→ PROBLEM STATEMENT:
Repeat the listing exactly as given, omitting every image.

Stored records
---*---

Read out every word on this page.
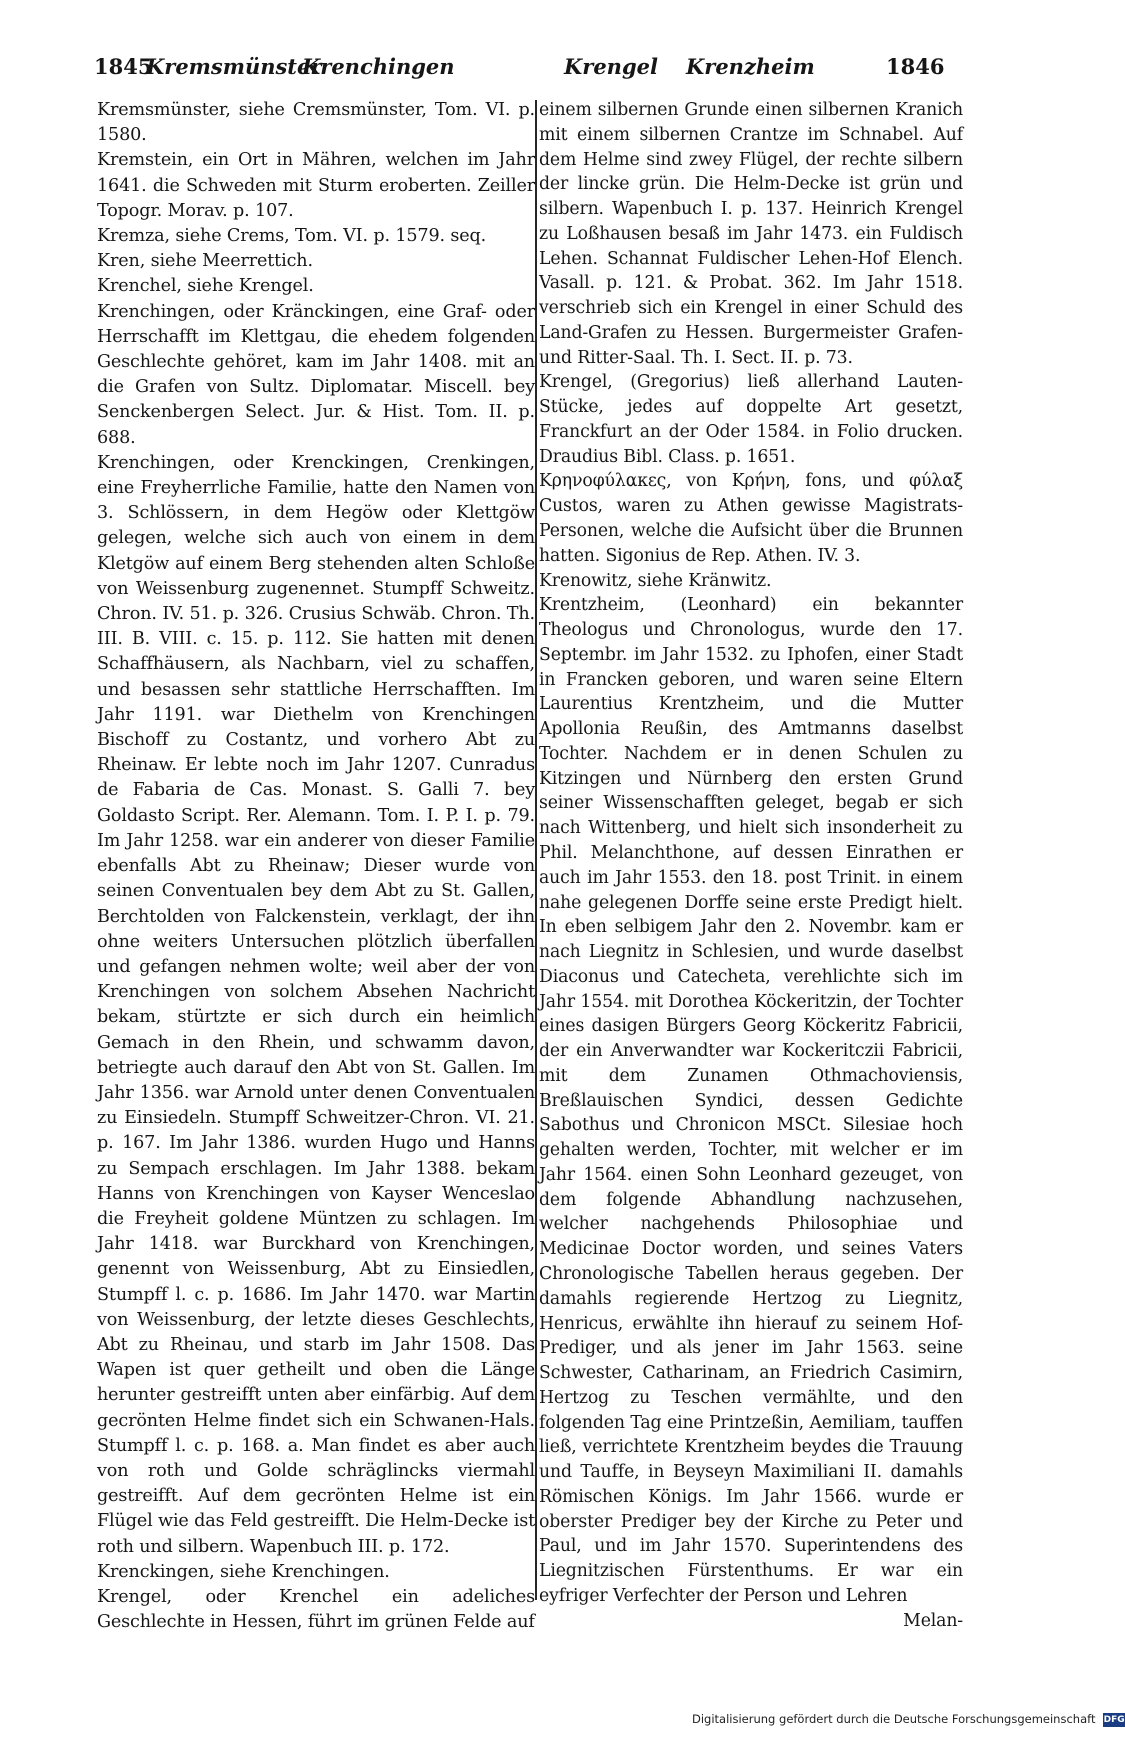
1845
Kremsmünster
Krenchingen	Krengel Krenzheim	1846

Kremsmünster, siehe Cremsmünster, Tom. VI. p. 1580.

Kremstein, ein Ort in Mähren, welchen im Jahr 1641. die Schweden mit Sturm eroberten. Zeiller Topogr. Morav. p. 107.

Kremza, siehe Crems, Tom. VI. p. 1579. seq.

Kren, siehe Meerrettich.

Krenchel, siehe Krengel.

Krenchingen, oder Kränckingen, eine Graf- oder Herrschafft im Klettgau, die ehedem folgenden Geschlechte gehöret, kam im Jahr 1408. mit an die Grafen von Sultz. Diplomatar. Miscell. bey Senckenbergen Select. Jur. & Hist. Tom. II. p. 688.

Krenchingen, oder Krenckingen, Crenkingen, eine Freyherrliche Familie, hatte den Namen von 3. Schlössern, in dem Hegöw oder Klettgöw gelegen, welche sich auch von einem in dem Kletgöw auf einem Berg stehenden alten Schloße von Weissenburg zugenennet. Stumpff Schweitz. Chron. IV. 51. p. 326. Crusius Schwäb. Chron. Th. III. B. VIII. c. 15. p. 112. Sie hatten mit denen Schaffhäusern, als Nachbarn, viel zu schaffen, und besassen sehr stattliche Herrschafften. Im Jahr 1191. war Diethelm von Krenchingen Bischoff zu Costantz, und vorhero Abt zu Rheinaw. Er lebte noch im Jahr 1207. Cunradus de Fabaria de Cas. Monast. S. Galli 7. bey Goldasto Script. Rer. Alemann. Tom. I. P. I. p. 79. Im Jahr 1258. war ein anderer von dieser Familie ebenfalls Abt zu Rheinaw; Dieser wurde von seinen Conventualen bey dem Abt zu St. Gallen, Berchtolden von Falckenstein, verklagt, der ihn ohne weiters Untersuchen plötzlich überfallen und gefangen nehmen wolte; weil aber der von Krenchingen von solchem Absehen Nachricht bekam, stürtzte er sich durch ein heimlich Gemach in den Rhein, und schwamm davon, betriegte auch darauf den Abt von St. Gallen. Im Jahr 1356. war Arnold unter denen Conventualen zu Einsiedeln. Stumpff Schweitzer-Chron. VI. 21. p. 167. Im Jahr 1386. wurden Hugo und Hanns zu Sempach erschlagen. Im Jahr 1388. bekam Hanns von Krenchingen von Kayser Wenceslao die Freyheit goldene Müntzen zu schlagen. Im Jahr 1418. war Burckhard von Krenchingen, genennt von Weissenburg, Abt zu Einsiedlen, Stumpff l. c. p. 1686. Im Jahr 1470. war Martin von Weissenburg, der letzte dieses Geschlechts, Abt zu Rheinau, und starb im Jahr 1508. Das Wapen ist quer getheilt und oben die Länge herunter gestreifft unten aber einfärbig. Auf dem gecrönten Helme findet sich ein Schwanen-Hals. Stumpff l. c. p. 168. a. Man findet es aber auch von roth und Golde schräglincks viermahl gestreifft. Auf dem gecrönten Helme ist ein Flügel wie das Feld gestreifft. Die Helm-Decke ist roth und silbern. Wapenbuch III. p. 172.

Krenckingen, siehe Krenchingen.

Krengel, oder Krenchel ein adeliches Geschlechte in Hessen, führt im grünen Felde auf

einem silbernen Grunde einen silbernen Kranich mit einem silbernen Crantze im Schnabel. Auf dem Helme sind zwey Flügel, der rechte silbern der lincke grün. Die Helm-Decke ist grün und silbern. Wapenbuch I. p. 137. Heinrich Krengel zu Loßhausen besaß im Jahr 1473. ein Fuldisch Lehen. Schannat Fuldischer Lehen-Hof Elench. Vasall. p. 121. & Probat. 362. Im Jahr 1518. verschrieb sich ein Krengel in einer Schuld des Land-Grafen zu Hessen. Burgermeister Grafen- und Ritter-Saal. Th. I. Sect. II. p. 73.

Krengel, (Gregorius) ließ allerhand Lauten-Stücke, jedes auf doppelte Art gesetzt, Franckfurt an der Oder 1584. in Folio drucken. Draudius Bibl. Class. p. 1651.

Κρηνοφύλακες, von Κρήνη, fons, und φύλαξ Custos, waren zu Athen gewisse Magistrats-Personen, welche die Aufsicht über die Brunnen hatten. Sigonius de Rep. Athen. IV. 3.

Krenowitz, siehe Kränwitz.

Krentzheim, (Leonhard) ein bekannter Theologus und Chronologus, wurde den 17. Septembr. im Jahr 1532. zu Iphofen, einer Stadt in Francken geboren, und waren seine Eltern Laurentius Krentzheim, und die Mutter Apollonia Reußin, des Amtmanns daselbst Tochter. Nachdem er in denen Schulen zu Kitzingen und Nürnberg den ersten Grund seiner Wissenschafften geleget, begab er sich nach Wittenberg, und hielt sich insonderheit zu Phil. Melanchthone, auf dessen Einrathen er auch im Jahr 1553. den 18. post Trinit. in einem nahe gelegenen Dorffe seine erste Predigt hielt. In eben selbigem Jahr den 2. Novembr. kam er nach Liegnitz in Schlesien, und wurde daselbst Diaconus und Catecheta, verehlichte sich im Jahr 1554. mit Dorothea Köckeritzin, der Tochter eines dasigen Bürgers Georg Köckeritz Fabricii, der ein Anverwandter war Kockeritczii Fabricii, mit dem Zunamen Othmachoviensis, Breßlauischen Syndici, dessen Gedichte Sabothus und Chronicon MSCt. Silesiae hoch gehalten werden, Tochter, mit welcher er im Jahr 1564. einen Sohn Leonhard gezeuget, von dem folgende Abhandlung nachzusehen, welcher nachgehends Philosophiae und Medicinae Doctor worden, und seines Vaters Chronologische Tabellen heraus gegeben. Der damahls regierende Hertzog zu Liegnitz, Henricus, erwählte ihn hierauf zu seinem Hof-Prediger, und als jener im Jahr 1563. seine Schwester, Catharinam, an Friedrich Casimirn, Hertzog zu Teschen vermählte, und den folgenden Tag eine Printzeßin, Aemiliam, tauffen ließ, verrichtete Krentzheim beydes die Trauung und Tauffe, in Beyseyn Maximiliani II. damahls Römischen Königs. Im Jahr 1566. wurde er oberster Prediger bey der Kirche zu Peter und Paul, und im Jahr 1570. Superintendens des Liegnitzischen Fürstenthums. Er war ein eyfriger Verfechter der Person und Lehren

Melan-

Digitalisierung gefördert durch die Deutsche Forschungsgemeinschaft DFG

---*---

→ REPLY TO THE EXERCISE:
Read out every word on this page.
1845
Kremsmünster
Krenchingen	Krengel Krenzheim	1846

Kremsmünster, siehe Cremsmünster, Tom. VI. p. 1580.

Kremstein, ein Ort in Mähren, welchen im Jahr 1641. die Schweden mit Sturm eroberten. Zeiller Topogr. Morav. p. 107.

Kremza, siehe Crems, Tom. VI. p. 1579. seq.

Kren, siehe Meerrettich.

Krenchel, siehe Krengel.

Krenchingen, oder Kränckingen, eine Graf- oder Herrschafft im Klettgau, die ehedem folgenden Geschlechte gehöret, kam im Jahr 1408. mit an die Grafen von Sultz. Diplomatar. Miscell. bey Senckenbergen Select. Jur. & Hist. Tom. II. p. 688.

Krenchingen, oder Krenckingen, Crenkingen, eine Freyherrliche Familie, hatte den Namen von 3. Schlössern, in dem Hegöw oder Klettgöw gelegen, welche sich auch von einem in dem Kletgöw auf einem Berg stehenden alten Schloße von Weissenburg zugenennet. Stumpff Schweitz. Chron. IV. 51. p. 326. Crusius Schwäb. Chron. Th. III. B. VIII. c. 15. p. 112. Sie hatten mit denen Schaffhäusern, als Nachbarn, viel zu schaffen, und besassen sehr stattliche Herrschafften. Im Jahr 1191. war Diethelm von Krenchingen Bischoff zu Costantz, und vorhero Abt zu Rheinaw. Er lebte noch im Jahr 1207. Cunradus de Fabaria de Cas. Monast. S. Galli 7. bey Goldasto Script. Rer. Alemann. Tom. I. P. I. p. 79. Im Jahr 1258. war ein anderer von dieser Familie ebenfalls Abt zu Rheinaw; Dieser wurde von seinen Conventualen bey dem Abt zu St. Gallen, Berchtolden von Falckenstein, verklagt, der ihn ohne weiters Untersuchen plötzlich überfallen und gefangen nehmen wolte; weil aber der von Krenchingen von solchem Absehen Nachricht bekam, stürtzte er sich durch ein heimlich Gemach in den Rhein, und schwamm davon, betriegte auch darauf den Abt von St. Gallen. Im Jahr 1356. war Arnold unter denen Conventualen zu Einsiedeln. Stumpff Schweitzer-Chron. VI. 21. p. 167. Im Jahr 1386. wurden Hugo und Hanns zu Sempach erschlagen. Im Jahr 1388. bekam Hanns von Krenchingen von Kayser Wenceslao die Freyheit goldene Müntzen zu schlagen. Im Jahr 1418. war Burckhard von Krenchingen, genennt von Weissenburg, Abt zu Einsiedlen, Stumpff l. c. p. 1686. Im Jahr 1470. war Martin von Weissenburg, der letzte dieses Geschlechts, Abt zu Rheinau, und starb im Jahr 1508. Das Wapen ist quer getheilt und oben die Länge herunter gestreifft unten aber einfärbig. Auf dem gecrönten Helme findet sich ein Schwanen-Hals. Stumpff l. c. p. 168. a. Man findet es aber auch von roth und Golde schräglincks viermahl gestreifft. Auf dem gecrönten Helme ist ein Flügel wie das Feld gestreifft. Die Helm-Decke ist roth und silbern. Wapenbuch III. p. 172.

Krenckingen, siehe Krenchingen.

Krengel, oder Krenchel ein adeliches Geschlechte in Hessen, führt im grünen Felde auf

einem silbernen Grunde einen silbernen Kranich mit einem silbernen Crantze im Schnabel. Auf dem Helme sind zwey Flügel, der rechte silbern der lincke grün. Die Helm-Decke ist grün und silbern. Wapenbuch I. p. 137. Heinrich Krengel zu Loßhausen besaß im Jahr 1473. ein Fuldisch Lehen. Schannat Fuldischer Lehen-Hof Elench. Vasall. p. 121. & Probat. 362. Im Jahr 1518. verschrieb sich ein Krengel in einer Schuld des Land-Grafen zu Hessen. Burgermeister Grafen- und Ritter-Saal. Th. I. Sect. II. p. 73.

Krengel, (Gregorius) ließ allerhand Lauten-Stücke, jedes auf doppelte Art gesetzt, Franckfurt an der Oder 1584. in Folio drucken. Draudius Bibl. Class. p. 1651.

Κρηνοφύλακες, von Κρήνη, fons, und φύλαξ Custos, waren zu Athen gewisse Magistrats-Personen, welche die Aufsicht über die Brunnen hatten. Sigonius de Rep. Athen. IV. 3.

Krenowitz, siehe Kränwitz.

Krentzheim, (Leonhard) ein bekannter Theologus und Chronologus, wurde den 17. Septembr. im Jahr 1532. zu Iphofen, einer Stadt in Francken geboren, und waren seine Eltern Laurentius Krentzheim, und die Mutter Apollonia Reußin, des Amtmanns daselbst Tochter. Nachdem er in denen Schulen zu Kitzingen und Nürnberg den ersten Grund seiner Wissenschafften geleget, begab er sich nach Wittenberg, und hielt sich insonderheit zu Phil. Melanchthone, auf dessen Einrathen er auch im Jahr 1553. den 18. post Trinit. in einem nahe gelegenen Dorffe seine erste Predigt hielt. In eben selbigem Jahr den 2. Novembr. kam er nach Liegnitz in Schlesien, und wurde daselbst Diaconus und Catecheta, verehlichte sich im Jahr 1554. mit Dorothea Köckeritzin, der Tochter eines dasigen Bürgers Georg Köckeritz Fabricii, der ein Anverwandter war Kockeritczii Fabricii, mit dem Zunamen Othmachoviensis, Breßlauischen Syndici, dessen Gedichte Sabothus und Chronicon MSCt. Silesiae hoch gehalten werden, Tochter, mit welcher er im Jahr 1564. einen Sohn Leonhard gezeuget, von dem folgende Abhandlung nachzusehen, welcher nachgehends Philosophiae und Medicinae Doctor worden, und seines Vaters Chronologische Tabellen heraus gegeben. Der damahls regierende Hertzog zu Liegnitz, Henricus, erwählte ihn hierauf zu seinem Hof-Prediger, und als jener im Jahr 1563. seine Schwester, Catharinam, an Friedrich Casimirn, Hertzog zu Teschen vermählte, und den folgenden Tag eine Printzeßin, Aemiliam, tauffen ließ, verrichtete Krentzheim beydes die Trauung und Tauffe, in Beyseyn Maximiliani II. damahls Römischen Königs. Im Jahr 1566. wurde er oberster Prediger bey der Kirche zu Peter und Paul, und im Jahr 1570. Superintendens des Liegnitzischen Fürstenthums. Er war ein eyfriger Verfechter der Person und Lehren

Melan-

Digitalisierung gefördert durch die Deutsche Forschungsgemeinschaft DFG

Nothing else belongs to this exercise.